Data extracted from a collection>
###

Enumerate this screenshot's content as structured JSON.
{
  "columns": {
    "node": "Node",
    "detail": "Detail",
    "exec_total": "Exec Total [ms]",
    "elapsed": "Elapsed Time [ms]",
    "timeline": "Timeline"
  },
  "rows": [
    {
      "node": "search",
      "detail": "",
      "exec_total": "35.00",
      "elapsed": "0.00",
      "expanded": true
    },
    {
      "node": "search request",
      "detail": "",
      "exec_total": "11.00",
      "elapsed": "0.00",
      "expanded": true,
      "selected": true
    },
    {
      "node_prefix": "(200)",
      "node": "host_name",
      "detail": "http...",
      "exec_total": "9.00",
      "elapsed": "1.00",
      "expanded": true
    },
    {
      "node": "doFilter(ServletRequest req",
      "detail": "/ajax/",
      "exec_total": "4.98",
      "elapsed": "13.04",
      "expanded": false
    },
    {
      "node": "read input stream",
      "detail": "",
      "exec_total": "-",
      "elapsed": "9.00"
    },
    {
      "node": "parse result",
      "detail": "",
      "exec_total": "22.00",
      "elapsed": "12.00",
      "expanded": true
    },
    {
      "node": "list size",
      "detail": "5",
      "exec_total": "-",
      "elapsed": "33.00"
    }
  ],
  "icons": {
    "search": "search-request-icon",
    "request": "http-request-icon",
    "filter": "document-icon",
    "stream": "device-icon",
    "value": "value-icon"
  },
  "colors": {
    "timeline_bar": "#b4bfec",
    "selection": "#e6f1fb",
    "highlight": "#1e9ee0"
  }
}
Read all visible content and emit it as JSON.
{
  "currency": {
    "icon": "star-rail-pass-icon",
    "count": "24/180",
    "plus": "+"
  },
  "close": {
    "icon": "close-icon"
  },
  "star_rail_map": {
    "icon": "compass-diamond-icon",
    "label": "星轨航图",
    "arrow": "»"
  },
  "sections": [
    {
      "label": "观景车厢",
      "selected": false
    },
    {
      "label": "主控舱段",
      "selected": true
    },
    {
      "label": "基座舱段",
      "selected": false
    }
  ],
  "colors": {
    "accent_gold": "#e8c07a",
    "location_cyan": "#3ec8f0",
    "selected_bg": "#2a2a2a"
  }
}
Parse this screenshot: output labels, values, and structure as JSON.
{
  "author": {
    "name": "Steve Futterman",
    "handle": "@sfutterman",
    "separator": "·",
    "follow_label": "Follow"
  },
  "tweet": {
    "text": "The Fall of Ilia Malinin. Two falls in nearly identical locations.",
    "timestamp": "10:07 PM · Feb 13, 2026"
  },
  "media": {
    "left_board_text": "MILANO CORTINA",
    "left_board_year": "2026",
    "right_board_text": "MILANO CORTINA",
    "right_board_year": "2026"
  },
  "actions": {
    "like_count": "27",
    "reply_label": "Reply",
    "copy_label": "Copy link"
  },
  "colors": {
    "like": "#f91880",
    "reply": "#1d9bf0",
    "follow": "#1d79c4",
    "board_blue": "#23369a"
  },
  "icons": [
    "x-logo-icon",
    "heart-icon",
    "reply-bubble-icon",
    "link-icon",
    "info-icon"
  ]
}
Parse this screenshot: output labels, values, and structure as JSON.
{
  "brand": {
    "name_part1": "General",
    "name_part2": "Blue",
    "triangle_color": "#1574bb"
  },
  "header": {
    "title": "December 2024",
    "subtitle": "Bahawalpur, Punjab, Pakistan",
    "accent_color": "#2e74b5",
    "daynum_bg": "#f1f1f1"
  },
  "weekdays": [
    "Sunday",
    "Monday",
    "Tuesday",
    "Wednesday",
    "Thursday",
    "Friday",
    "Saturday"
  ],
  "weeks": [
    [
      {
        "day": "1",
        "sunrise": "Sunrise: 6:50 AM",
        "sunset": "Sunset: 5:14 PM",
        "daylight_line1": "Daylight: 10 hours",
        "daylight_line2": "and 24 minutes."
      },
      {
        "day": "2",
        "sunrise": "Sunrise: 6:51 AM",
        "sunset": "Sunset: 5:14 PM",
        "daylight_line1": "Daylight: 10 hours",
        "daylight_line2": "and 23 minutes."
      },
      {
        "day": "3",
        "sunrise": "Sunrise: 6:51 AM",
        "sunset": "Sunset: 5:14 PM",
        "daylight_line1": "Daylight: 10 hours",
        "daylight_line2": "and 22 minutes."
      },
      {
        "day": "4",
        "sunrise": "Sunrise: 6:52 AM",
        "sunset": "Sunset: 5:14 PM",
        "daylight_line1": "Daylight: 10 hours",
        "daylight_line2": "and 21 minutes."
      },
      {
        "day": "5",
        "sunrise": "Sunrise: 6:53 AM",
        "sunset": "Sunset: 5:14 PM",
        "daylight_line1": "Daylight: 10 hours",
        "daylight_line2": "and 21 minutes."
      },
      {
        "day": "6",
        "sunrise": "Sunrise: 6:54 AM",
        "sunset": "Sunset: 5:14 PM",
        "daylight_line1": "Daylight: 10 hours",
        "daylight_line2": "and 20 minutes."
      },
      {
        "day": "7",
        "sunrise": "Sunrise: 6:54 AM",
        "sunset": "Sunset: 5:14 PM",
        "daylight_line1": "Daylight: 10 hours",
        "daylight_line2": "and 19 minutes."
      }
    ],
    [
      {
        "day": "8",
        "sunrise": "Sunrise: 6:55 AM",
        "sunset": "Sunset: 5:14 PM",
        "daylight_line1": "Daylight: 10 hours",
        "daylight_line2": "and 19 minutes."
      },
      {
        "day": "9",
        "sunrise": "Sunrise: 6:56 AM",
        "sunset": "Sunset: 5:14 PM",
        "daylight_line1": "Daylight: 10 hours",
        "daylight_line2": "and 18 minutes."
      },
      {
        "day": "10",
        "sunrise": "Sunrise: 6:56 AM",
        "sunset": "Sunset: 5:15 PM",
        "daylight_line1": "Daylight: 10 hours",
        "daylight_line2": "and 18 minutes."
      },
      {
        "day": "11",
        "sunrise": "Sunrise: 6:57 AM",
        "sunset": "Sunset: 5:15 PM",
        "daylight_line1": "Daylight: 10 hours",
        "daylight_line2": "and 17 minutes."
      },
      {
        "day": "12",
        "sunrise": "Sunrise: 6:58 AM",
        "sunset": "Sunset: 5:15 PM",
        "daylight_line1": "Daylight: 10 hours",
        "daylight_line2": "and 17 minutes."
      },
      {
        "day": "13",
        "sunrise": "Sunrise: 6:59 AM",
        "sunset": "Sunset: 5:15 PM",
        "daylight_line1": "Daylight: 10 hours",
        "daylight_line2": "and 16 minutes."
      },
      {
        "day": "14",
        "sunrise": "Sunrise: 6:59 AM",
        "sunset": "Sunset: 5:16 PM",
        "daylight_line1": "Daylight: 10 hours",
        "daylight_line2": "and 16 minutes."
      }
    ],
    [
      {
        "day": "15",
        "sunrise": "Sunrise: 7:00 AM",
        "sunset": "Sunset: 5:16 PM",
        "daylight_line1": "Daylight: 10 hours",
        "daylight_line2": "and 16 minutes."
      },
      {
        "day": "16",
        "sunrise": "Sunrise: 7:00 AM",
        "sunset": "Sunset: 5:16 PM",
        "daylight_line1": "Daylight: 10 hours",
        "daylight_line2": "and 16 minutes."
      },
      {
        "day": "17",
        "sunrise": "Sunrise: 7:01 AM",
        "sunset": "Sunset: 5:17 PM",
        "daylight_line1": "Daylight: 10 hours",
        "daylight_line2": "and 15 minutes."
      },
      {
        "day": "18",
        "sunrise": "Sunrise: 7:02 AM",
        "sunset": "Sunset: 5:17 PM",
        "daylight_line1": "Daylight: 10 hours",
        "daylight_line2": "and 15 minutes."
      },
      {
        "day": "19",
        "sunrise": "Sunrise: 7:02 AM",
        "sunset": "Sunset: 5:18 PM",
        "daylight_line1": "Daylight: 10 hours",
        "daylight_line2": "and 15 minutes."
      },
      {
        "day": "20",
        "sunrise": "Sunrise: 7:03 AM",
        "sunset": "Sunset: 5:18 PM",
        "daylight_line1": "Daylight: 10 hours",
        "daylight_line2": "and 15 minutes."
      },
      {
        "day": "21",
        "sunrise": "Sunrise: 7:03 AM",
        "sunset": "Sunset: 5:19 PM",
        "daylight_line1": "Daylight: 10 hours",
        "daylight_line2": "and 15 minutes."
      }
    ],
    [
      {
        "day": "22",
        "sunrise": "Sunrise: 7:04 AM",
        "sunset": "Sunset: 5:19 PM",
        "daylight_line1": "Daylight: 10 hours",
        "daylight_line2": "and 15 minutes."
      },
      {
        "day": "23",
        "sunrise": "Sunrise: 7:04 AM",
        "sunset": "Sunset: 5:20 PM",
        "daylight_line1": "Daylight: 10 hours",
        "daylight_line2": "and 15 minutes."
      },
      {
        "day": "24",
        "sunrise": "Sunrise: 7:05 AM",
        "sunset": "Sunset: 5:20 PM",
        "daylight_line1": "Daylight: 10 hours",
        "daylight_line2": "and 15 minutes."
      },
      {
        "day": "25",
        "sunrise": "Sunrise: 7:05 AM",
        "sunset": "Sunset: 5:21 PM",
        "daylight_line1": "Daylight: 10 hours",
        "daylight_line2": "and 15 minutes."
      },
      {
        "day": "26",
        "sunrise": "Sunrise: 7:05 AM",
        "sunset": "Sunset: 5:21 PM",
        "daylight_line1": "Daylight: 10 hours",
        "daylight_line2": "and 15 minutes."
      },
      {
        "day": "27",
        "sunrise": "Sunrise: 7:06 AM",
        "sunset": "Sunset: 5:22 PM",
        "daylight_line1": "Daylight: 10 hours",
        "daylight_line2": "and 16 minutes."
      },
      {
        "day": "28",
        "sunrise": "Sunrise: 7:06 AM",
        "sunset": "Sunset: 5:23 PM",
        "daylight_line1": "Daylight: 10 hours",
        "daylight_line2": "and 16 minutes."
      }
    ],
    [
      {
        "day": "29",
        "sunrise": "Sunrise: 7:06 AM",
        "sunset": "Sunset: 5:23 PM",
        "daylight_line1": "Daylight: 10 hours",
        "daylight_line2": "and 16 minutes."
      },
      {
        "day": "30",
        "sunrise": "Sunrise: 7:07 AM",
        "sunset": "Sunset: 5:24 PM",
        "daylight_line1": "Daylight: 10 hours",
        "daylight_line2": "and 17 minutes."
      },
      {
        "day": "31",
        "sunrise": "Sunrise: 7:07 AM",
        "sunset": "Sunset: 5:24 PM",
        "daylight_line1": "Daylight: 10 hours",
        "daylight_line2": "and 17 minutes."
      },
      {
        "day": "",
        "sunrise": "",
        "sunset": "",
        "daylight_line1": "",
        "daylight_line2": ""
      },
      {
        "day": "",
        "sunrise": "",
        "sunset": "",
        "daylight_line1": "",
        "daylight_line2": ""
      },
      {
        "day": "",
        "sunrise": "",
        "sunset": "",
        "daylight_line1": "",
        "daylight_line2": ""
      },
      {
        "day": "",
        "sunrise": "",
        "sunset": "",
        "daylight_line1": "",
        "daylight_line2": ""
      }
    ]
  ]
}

###

Instructions to follow>
From the data above, copy each line where the string "CORTINA" appears.

Answer to this problem>
    "left_board_text": "MILANO CORTINA",
    "right_board_text": "MILANO CORTINA",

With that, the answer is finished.